_Written problem a:_ Copy the entries word for word, everything from the start down to the line containing "sunny-icon: [86, 342, 162, 402]", with both ends included.

_Text excerpt:_
This recipe serves 3.

Ingredients:

7 cups of cooked rice

500grs of clams (I used cockles)

400grs of large prawns

2 tablespoons of olive oil

2 tablespoons of butter

½ red onion, chopped

3 cloves of garlic, minced

2 tablespoons of aji panca (a type of Peruvian Chili paste)

2 tablespoons of aji amarillo (Peruvian yellow chili paste)

½ cup of white wine

1 cup of fish or seafood stock (you can also use any stock you like)

1/3 cup of tomato puree

250ml of cream

¾ cup of frozen peas

20grs of grated parmesan

½ cup of chopped coriander

Salt to taste

Juice of ½ a lime

Extras:

More chopped coriander for decoration

Lime wedges for serving

 

Cook the rice. Once it is cooked, start with the rest.

Rinse the clams under cold water for a couple of minutes. Discard of any that are open and don’t close when you tap them.

In a large pan over medium heat, add the butter and olive oil. Once the butter has melted, add the onion and cook until translucent.

Then add the garlic, aji panca and aji amarillo. Cook for 1 minute while stirring.

Add the prawns and cook until they turn pink and are cooked through. This will only take a few minutes, depending on their size. Remove the prawns from the pan and set them aside.

_Dataset entries:_
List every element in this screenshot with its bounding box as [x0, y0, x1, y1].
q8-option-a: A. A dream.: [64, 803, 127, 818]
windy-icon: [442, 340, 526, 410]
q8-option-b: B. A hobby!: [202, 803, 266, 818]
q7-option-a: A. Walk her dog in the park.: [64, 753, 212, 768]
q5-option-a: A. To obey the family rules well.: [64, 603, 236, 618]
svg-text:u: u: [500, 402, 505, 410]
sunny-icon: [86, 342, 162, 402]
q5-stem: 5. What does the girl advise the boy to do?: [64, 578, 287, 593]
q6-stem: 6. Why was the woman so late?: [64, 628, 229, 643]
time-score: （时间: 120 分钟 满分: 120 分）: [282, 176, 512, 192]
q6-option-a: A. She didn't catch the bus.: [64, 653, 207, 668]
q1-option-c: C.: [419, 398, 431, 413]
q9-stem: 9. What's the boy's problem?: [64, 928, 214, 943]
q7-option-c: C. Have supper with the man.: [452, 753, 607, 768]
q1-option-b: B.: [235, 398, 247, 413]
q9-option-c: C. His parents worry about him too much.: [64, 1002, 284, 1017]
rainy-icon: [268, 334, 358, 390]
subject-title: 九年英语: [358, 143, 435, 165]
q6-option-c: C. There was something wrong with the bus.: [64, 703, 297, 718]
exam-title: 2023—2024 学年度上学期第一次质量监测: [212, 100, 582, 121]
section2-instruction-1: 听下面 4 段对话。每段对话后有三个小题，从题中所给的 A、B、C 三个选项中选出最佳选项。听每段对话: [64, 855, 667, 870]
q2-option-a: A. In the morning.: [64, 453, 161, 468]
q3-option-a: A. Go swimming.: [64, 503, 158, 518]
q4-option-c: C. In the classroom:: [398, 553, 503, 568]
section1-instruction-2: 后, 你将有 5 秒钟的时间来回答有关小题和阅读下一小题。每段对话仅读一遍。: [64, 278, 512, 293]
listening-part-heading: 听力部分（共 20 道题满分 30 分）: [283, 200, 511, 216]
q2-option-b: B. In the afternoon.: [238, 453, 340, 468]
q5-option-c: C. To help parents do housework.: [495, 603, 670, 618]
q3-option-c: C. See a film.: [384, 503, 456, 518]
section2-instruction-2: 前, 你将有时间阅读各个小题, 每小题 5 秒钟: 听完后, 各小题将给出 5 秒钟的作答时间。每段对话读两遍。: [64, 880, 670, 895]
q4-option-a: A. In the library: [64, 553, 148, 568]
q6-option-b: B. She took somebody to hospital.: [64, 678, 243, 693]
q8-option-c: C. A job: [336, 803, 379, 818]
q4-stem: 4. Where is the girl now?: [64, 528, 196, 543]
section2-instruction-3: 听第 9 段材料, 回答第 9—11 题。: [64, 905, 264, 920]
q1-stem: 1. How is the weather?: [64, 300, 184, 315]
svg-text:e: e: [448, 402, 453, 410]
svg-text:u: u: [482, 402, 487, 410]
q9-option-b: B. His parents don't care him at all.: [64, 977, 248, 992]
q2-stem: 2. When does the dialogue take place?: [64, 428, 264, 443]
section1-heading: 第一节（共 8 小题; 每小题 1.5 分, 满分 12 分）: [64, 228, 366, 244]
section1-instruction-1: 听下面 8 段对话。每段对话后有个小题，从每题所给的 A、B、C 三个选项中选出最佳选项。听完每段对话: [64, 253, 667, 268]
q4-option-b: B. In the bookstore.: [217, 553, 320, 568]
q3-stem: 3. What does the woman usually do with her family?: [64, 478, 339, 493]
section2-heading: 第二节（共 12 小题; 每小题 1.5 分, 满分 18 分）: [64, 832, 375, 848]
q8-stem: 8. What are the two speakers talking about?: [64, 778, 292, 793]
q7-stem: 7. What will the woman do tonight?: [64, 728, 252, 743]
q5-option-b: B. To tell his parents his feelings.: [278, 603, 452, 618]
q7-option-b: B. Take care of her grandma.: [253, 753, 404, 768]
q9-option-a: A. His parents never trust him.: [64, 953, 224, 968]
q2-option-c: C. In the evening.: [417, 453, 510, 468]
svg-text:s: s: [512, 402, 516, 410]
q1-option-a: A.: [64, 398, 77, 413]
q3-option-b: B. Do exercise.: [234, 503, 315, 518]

_Written problem b:_
Check each statement against the recipe. Answer yes or no, and quote the recipe's deciding words.
(i) The recipe serves four people.
(ii) The garlic, aji panca and aji amarillo are cooked for 1 minute while stirring.
(iii) Clams that are open and don't close when tapped should be kept.

_Complete response a:_
List every element in this screenshot with its bounding box as [x0, y0, x1, y1].
q8-option-a: A. A dream.: [64, 803, 127, 818]
windy-icon: [442, 340, 526, 410]
q8-option-b: B. A hobby!: [202, 803, 266, 818]
q7-option-a: A. Walk her dog in the park.: [64, 753, 212, 768]
q5-option-a: A. To obey the family rules well.: [64, 603, 236, 618]
svg-text:u: u: [500, 402, 505, 410]
sunny-icon: [86, 342, 162, 402]

_Complete response b:_
(i) No: "This recipe serves 3."
(ii) Yes: "Then add the garlic, aji panca and aji amarillo. Cook for 1 minute while stirring."
(iii) No: "Discard of any that are open and don’t close when you tap them."